:: PROVIDED DATA ::
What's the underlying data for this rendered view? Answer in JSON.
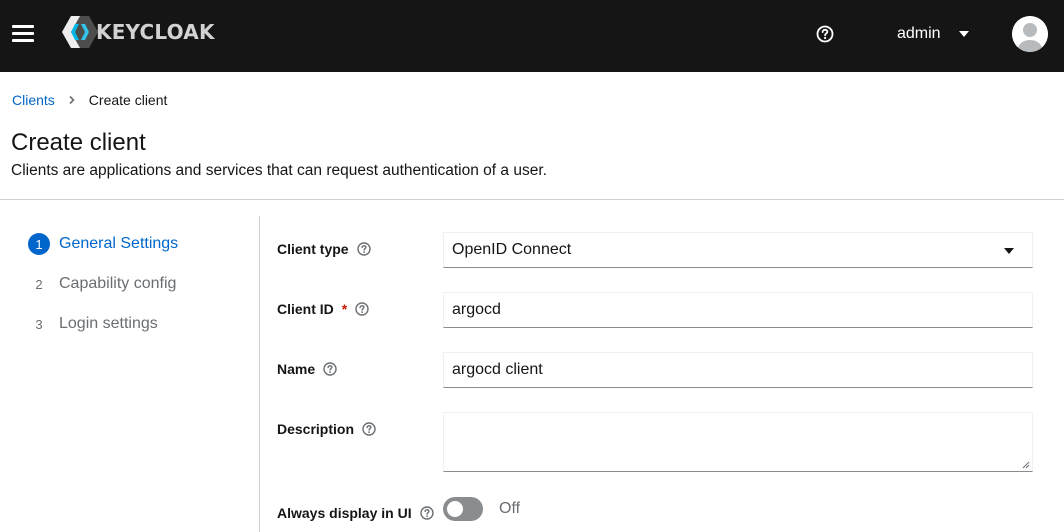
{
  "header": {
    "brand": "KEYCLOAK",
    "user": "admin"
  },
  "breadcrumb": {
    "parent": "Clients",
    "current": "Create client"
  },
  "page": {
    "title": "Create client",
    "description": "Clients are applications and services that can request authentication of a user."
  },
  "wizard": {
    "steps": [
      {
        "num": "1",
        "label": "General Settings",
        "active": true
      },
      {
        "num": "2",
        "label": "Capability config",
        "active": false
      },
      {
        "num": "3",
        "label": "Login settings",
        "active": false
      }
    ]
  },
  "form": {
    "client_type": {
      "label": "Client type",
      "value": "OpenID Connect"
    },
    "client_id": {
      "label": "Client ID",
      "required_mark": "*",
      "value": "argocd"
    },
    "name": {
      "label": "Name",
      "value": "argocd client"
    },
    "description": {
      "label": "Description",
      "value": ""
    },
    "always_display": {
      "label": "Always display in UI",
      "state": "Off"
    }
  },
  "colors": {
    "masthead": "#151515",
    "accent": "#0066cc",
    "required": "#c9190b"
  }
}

:: TASK OBJECTIVE ::
Track down the lines that include the word "label" and copy them.

:: SOLUTION ::
        "label": "General Settings",
        "label": "Capability config",
        "label": "Login settings",
      "label": "Client type",
      "label": "Client ID",
      "label": "Name",
      "label": "Description",
      "label": "Always display in UI",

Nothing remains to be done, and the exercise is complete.